▶ _What to work on_
Would you quote the material below in full and unchanged?

== Records for this exercise ==

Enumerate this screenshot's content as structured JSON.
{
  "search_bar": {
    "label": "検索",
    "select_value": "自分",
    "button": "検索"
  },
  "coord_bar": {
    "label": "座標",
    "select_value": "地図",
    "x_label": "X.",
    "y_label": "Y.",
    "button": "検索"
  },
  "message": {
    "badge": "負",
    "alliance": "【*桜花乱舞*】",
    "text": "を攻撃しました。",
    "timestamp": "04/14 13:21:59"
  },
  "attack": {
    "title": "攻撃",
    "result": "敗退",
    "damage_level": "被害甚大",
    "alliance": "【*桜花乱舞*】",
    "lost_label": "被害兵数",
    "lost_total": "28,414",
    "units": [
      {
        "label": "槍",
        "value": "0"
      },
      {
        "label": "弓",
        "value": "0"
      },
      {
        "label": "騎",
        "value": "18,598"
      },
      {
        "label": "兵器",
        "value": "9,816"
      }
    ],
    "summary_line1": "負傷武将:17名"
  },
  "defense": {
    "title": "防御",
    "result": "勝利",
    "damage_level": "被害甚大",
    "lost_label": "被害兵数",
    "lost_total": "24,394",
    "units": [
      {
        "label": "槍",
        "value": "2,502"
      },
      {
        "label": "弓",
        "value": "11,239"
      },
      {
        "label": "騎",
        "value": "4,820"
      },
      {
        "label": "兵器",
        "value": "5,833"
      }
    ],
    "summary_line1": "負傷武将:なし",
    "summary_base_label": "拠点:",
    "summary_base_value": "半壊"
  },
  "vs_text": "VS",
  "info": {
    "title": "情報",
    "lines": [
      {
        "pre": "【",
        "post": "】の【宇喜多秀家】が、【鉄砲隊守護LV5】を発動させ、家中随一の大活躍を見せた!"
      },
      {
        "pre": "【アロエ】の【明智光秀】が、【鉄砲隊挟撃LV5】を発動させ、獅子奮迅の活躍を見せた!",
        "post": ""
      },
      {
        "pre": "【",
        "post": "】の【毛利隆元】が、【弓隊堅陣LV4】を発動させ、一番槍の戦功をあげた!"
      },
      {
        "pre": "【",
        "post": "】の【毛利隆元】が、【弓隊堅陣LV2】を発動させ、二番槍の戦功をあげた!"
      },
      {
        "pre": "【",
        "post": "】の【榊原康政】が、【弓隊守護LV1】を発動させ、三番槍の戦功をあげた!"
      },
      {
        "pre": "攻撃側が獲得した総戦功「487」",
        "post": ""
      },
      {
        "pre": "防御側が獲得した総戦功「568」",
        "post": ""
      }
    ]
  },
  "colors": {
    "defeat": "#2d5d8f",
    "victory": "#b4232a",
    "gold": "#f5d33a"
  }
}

===

▶ _Reply_
Enumerate this screenshot's content as structured JSON.
{
  "search_bar": {
    "label": "検索",
    "select_value": "自分",
    "button": "検索"
  },
  "coord_bar": {
    "label": "座標",
    "select_value": "地図",
    "x_label": "X.",
    "y_label": "Y.",
    "button": "検索"
  },
  "message": {
    "badge": "負",
    "alliance": "【*桜花乱舞*】",
    "text": "を攻撃しました。",
    "timestamp": "04/14 13:21:59"
  },
  "attack": {
    "title": "攻撃",
    "result": "敗退",
    "damage_level": "被害甚大",
    "alliance": "【*桜花乱舞*】",
    "lost_label": "被害兵数",
    "lost_total": "28,414",
    "units": [
      {
        "label": "槍",
        "value": "0"
      },
      {
        "label": "弓",
        "value": "0"
      },
      {
        "label": "騎",
        "value": "18,598"
      },
      {
        "label": "兵器",
        "value": "9,816"
      }
    ],
    "summary_line1": "負傷武将:17名"
  },
  "defense": {
    "title": "防御",
    "result": "勝利",
    "damage_level": "被害甚大",
    "lost_label": "被害兵数",
    "lost_total": "24,394",
    "units": [
      {
        "label": "槍",
        "value": "2,502"
      },
      {
        "label": "弓",
        "value": "11,239"
      },
      {
        "label": "騎",
        "value": "4,820"
      },
      {
        "label": "兵器",
        "value": "5,833"
      }
    ],
    "summary_line1": "負傷武将:なし",
    "summary_base_label": "拠点:",
    "summary_base_value": "半壊"
  },
  "vs_text": "VS",
  "info": {
    "title": "情報",
    "lines": [
      {
        "pre": "【",
        "post": "】の【宇喜多秀家】が、【鉄砲隊守護LV5】を発動させ、家中随一の大活躍を見せた!"
      },
      {
        "pre": "【アロエ】の【明智光秀】が、【鉄砲隊挟撃LV5】を発動させ、獅子奮迅の活躍を見せた!",
        "post": ""
      },
      {
        "pre": "【",
        "post": "】の【毛利隆元】が、【弓隊堅陣LV4】を発動させ、一番槍の戦功をあげた!"
      },
      {
        "pre": "【",
        "post": "】の【毛利隆元】が、【弓隊堅陣LV2】を発動させ、二番槍の戦功をあげた!"
      },
      {
        "pre": "【",
        "post": "】の【榊原康政】が、【弓隊守護LV1】を発動させ、三番槍の戦功をあげた!"
      },
      {
        "pre": "攻撃側が獲得した総戦功「487」",
        "post": ""
      },
      {
        "pre": "防御側が獲得した総戦功「568」",
        "post": ""
      }
    ]
  },
  "colors": {
    "defeat": "#2d5d8f",
    "victory": "#b4232a",
    "gold": "#f5d33a"
  }
}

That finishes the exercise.